● **GIVEN PROBLEM**:
Find the lines of data that contain the string "title", then list them.

● **RECORDS SHOWN**:
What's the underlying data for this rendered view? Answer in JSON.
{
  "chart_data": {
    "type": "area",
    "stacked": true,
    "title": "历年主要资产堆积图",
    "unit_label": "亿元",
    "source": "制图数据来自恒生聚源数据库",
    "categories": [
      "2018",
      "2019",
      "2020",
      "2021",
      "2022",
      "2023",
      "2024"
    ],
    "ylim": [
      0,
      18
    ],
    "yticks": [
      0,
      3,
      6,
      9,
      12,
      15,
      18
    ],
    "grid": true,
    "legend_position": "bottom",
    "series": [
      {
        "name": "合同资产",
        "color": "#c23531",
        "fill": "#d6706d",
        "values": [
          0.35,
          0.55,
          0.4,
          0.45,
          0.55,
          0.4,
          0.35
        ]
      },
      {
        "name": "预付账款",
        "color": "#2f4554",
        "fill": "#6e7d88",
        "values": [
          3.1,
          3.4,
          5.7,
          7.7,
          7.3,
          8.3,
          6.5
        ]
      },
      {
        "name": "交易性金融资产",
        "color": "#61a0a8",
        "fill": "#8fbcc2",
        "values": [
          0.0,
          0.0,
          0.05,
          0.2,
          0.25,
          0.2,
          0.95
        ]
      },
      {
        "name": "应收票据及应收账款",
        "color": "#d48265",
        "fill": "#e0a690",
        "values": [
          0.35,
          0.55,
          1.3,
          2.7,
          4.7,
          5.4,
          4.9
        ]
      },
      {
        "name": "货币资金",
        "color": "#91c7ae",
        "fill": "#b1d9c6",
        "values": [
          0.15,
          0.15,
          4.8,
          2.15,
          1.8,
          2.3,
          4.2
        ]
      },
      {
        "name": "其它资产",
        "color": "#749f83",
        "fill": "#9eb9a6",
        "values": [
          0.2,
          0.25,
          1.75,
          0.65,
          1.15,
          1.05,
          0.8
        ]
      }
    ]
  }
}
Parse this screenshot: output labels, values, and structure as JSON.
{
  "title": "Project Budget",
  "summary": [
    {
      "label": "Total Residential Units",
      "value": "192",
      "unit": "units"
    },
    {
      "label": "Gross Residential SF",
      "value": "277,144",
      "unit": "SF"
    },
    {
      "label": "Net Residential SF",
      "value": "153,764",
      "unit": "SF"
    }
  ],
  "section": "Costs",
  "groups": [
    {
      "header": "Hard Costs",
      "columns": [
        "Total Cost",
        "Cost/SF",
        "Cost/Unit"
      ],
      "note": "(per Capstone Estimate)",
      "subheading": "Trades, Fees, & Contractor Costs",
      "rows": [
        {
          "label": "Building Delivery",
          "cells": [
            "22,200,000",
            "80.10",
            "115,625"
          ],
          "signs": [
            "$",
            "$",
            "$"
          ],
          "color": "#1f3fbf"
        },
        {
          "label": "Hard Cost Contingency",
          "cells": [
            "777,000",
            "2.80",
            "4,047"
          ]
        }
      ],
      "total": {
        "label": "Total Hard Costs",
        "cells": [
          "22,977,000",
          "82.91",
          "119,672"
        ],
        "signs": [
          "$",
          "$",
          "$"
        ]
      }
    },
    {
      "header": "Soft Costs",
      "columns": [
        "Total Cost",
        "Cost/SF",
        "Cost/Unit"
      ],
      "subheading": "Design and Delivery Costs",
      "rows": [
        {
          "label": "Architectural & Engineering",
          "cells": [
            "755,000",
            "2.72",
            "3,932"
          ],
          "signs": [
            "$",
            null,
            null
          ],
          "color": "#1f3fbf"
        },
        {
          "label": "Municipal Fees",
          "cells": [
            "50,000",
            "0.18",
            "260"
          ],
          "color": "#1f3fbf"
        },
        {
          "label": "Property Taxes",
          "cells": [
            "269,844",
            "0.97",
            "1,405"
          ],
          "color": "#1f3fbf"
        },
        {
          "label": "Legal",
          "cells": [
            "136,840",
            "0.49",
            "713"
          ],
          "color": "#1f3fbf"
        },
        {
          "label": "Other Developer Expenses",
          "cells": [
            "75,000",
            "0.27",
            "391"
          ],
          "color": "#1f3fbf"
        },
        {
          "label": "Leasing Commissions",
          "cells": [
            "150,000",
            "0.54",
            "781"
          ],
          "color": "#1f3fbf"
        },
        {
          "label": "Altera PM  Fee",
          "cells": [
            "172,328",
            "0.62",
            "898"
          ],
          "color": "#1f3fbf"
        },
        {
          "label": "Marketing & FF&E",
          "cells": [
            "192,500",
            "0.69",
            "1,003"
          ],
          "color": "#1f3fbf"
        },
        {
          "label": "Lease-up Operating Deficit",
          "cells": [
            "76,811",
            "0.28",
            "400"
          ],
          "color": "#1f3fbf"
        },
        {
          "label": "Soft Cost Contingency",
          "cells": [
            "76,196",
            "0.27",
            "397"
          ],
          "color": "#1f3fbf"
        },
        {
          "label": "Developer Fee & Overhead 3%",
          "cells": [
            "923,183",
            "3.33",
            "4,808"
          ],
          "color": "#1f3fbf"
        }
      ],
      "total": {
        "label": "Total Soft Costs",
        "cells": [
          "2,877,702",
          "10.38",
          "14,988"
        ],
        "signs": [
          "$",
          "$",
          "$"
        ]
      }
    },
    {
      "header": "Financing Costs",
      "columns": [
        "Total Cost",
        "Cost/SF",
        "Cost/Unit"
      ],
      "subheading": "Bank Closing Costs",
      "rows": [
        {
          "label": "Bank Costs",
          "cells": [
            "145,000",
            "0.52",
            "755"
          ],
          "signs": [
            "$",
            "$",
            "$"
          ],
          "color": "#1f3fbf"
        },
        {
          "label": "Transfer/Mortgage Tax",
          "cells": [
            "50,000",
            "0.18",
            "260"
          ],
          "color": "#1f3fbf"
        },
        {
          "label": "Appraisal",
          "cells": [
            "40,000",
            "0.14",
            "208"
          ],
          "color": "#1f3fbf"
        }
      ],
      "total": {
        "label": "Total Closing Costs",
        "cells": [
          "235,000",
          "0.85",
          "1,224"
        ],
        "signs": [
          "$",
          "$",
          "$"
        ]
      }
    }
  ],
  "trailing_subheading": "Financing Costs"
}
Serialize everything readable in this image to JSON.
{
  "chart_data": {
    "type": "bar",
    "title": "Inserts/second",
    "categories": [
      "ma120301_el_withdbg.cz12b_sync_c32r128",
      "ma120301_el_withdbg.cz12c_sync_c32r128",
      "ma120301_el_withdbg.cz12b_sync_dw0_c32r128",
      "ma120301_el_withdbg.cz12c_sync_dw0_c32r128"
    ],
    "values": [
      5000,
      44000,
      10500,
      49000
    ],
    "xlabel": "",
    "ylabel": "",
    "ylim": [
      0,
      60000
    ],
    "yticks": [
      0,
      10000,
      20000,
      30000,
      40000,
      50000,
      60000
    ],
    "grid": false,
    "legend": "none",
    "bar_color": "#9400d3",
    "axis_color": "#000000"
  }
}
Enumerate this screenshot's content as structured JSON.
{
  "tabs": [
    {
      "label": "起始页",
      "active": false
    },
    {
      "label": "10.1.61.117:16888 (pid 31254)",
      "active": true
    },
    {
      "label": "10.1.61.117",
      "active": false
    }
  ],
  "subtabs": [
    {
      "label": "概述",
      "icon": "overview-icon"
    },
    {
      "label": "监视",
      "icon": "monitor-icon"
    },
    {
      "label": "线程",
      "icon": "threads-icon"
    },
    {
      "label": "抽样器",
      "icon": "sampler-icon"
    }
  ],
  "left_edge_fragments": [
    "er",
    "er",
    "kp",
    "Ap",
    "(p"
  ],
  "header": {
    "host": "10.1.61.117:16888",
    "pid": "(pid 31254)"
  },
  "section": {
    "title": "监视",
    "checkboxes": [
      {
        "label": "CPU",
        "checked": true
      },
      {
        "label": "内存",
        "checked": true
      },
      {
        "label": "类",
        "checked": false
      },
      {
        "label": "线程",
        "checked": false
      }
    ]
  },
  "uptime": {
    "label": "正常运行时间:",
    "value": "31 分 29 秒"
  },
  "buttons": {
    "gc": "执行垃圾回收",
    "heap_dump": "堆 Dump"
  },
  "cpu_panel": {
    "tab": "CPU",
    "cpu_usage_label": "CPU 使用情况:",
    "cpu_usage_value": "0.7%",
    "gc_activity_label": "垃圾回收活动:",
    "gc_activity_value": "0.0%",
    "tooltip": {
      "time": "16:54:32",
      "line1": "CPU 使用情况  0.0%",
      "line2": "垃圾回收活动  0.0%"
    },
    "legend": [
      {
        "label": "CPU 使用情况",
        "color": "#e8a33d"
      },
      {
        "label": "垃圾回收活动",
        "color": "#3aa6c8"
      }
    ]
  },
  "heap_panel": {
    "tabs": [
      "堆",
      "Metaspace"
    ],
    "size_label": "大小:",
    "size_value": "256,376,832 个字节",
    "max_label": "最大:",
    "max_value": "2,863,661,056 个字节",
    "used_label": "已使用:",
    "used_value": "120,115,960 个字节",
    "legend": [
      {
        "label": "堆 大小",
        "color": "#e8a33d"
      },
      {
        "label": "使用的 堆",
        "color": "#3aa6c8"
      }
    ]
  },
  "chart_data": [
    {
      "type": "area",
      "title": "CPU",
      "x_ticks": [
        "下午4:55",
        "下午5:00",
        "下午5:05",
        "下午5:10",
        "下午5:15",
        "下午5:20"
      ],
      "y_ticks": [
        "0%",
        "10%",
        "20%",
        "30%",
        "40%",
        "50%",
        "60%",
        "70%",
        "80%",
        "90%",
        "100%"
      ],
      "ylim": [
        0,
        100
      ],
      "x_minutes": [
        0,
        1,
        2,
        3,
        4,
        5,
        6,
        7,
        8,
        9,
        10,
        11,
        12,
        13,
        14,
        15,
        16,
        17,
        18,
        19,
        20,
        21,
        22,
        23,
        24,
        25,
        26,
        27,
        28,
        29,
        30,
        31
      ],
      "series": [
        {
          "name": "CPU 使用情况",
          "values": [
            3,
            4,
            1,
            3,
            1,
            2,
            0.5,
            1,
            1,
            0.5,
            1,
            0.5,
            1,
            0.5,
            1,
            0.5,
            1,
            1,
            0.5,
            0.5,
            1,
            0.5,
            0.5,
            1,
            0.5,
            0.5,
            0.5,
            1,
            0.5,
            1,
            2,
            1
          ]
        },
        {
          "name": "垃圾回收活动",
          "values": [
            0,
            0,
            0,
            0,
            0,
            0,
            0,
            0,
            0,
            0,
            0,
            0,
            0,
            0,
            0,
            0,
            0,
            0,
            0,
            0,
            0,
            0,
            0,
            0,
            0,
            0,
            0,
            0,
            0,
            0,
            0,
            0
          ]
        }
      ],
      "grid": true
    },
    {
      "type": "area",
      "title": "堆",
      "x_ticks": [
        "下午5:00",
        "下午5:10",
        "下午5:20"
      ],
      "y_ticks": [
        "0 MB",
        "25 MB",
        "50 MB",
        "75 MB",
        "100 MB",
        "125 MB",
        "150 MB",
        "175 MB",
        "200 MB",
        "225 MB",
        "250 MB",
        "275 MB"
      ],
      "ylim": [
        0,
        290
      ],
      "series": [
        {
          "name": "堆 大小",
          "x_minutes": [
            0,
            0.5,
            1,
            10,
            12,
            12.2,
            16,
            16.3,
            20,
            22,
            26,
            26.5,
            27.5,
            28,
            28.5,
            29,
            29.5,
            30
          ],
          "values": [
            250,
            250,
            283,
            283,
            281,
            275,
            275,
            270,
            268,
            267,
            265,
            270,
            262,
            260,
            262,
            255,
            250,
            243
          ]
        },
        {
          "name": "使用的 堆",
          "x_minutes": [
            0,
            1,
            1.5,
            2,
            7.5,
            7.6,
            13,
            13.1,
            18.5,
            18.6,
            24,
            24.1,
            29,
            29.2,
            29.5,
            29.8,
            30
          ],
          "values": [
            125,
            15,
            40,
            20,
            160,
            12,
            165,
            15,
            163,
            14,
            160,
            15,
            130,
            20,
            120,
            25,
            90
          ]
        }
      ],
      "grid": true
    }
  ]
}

● **RESULT OF THIS EXERCISE**:
    "title": "历年主要资产堆积图",
  "title": "Project Budget",
    "title": "Inserts/second",
    "title": "监视",
      "title": "CPU",
      "title": "堆",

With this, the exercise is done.